** Start Supplied records **

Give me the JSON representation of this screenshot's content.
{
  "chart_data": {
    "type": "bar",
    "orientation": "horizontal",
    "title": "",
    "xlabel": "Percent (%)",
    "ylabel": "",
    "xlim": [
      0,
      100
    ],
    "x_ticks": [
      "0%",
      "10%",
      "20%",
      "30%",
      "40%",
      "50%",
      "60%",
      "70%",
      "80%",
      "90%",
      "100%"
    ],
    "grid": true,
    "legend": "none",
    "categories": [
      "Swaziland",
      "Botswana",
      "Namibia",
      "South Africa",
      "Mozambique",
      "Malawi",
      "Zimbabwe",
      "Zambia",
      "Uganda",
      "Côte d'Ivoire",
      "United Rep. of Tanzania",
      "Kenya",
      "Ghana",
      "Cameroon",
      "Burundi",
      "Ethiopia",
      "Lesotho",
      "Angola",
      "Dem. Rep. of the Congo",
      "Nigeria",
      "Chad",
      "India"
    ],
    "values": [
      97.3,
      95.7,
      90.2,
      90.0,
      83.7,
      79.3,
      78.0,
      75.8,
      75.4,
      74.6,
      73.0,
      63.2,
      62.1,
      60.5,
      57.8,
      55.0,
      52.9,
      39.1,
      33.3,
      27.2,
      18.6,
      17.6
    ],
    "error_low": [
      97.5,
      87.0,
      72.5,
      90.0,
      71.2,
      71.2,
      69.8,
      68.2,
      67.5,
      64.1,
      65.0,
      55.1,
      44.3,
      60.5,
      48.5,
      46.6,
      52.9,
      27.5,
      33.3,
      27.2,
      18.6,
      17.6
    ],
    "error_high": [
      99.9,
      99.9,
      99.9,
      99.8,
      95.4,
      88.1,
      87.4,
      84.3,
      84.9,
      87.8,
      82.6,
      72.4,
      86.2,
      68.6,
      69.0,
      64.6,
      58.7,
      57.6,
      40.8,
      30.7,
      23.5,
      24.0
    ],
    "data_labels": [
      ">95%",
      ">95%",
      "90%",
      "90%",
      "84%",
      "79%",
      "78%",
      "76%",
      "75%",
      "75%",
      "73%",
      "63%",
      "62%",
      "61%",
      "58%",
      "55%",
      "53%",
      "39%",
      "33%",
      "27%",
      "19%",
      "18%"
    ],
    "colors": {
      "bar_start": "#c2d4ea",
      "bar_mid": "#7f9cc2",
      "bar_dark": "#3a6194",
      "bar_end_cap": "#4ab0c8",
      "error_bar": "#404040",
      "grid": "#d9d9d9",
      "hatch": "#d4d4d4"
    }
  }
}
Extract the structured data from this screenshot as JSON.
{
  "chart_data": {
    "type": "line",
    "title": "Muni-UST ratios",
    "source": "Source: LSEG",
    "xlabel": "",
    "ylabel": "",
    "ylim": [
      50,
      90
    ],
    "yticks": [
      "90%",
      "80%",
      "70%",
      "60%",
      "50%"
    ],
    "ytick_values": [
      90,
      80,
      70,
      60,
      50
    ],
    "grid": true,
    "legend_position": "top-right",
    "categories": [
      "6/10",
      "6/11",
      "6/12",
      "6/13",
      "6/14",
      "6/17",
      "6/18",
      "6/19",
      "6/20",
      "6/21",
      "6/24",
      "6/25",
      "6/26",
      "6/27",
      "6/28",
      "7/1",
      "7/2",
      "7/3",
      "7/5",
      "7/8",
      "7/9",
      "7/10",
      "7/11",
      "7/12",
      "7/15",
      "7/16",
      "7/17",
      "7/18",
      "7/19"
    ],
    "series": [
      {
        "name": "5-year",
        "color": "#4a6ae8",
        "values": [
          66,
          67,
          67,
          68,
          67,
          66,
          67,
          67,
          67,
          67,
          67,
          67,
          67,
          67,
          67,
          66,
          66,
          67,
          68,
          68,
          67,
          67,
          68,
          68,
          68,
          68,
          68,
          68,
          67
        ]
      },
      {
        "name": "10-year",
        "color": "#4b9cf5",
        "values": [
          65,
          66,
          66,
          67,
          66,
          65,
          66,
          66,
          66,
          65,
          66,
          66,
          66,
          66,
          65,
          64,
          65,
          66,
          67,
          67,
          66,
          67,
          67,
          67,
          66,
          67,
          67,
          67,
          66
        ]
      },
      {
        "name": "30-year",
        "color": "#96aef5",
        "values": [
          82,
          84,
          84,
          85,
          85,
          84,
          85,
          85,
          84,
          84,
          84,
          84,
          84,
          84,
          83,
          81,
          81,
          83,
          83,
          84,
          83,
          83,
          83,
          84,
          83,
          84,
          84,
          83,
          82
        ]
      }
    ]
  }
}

** End Supplied records **

Exercise directions
Write out the whole listing again. Match it word for word.

Complete response
Give me the JSON representation of this screenshot's content.
{
  "chart_data": {
    "type": "bar",
    "orientation": "horizontal",
    "title": "",
    "xlabel": "Percent (%)",
    "ylabel": "",
    "xlim": [
      0,
      100
    ],
    "x_ticks": [
      "0%",
      "10%",
      "20%",
      "30%",
      "40%",
      "50%",
      "60%",
      "70%",
      "80%",
      "90%",
      "100%"
    ],
    "grid": true,
    "legend": "none",
    "categories": [
      "Swaziland",
      "Botswana",
      "Namibia",
      "South Africa",
      "Mozambique",
      "Malawi",
      "Zimbabwe",
      "Zambia",
      "Uganda",
      "Côte d'Ivoire",
      "United Rep. of Tanzania",
      "Kenya",
      "Ghana",
      "Cameroon",
      "Burundi",
      "Ethiopia",
      "Lesotho",
      "Angola",
      "Dem. Rep. of the Congo",
      "Nigeria",
      "Chad",
      "India"
    ],
    "values": [
      97.3,
      95.7,
      90.2,
      90.0,
      83.7,
      79.3,
      78.0,
      75.8,
      75.4,
      74.6,
      73.0,
      63.2,
      62.1,
      60.5,
      57.8,
      55.0,
      52.9,
      39.1,
      33.3,
      27.2,
      18.6,
      17.6
    ],
    "error_low": [
      97.5,
      87.0,
      72.5,
      90.0,
      71.2,
      71.2,
      69.8,
      68.2,
      67.5,
      64.1,
      65.0,
      55.1,
      44.3,
      60.5,
      48.5,
      46.6,
      52.9,
      27.5,
      33.3,
      27.2,
      18.6,
      17.6
    ],
    "error_high": [
      99.9,
      99.9,
      99.9,
      99.8,
      95.4,
      88.1,
      87.4,
      84.3,
      84.9,
      87.8,
      82.6,
      72.4,
      86.2,
      68.6,
      69.0,
      64.6,
      58.7,
      57.6,
      40.8,
      30.7,
      23.5,
      24.0
    ],
    "data_labels": [
      ">95%",
      ">95%",
      "90%",
      "90%",
      "84%",
      "79%",
      "78%",
      "76%",
      "75%",
      "75%",
      "73%",
      "63%",
      "62%",
      "61%",
      "58%",
      "55%",
      "53%",
      "39%",
      "33%",
      "27%",
      "19%",
      "18%"
    ],
    "colors": {
      "bar_start": "#c2d4ea",
      "bar_mid": "#7f9cc2",
      "bar_dark": "#3a6194",
      "bar_end_cap": "#4ab0c8",
      "error_bar": "#404040",
      "grid": "#d9d9d9",
      "hatch": "#d4d4d4"
    }
  }
}
Extract the structured data from this screenshot as JSON.
{
  "chart_data": {
    "type": "line",
    "title": "Muni-UST ratios",
    "source": "Source: LSEG",
    "xlabel": "",
    "ylabel": "",
    "ylim": [
      50,
      90
    ],
    "yticks": [
      "90%",
      "80%",
      "70%",
      "60%",
      "50%"
    ],
    "ytick_values": [
      90,
      80,
      70,
      60,
      50
    ],
    "grid": true,
    "legend_position": "top-right",
    "categories": [
      "6/10",
      "6/11",
      "6/12",
      "6/13",
      "6/14",
      "6/17",
      "6/18",
      "6/19",
      "6/20",
      "6/21",
      "6/24",
      "6/25",
      "6/26",
      "6/27",
      "6/28",
      "7/1",
      "7/2",
      "7/3",
      "7/5",
      "7/8",
      "7/9",
      "7/10",
      "7/11",
      "7/12",
      "7/15",
      "7/16",
      "7/17",
      "7/18",
      "7/19"
    ],
    "series": [
      {
        "name": "5-year",
        "color": "#4a6ae8",
        "values": [
          66,
          67,
          67,
          68,
          67,
          66,
          67,
          67,
          67,
          67,
          67,
          67,
          67,
          67,
          67,
          66,
          66,
          67,
          68,
          68,
          67,
          67,
          68,
          68,
          68,
          68,
          68,
          68,
          67
        ]
      },
      {
        "name": "10-year",
        "color": "#4b9cf5",
        "values": [
          65,
          66,
          66,
          67,
          66,
          65,
          66,
          66,
          66,
          65,
          66,
          66,
          66,
          66,
          65,
          64,
          65,
          66,
          67,
          67,
          66,
          67,
          67,
          67,
          66,
          67,
          67,
          67,
          66
        ]
      },
      {
        "name": "30-year",
        "color": "#96aef5",
        "values": [
          82,
          84,
          84,
          85,
          85,
          84,
          85,
          85,
          84,
          84,
          84,
          84,
          84,
          84,
          83,
          81,
          81,
          83,
          83,
          84,
          83,
          83,
          83,
          84,
          83,
          84,
          84,
          83,
          82
        ]
      }
    ]
  }
}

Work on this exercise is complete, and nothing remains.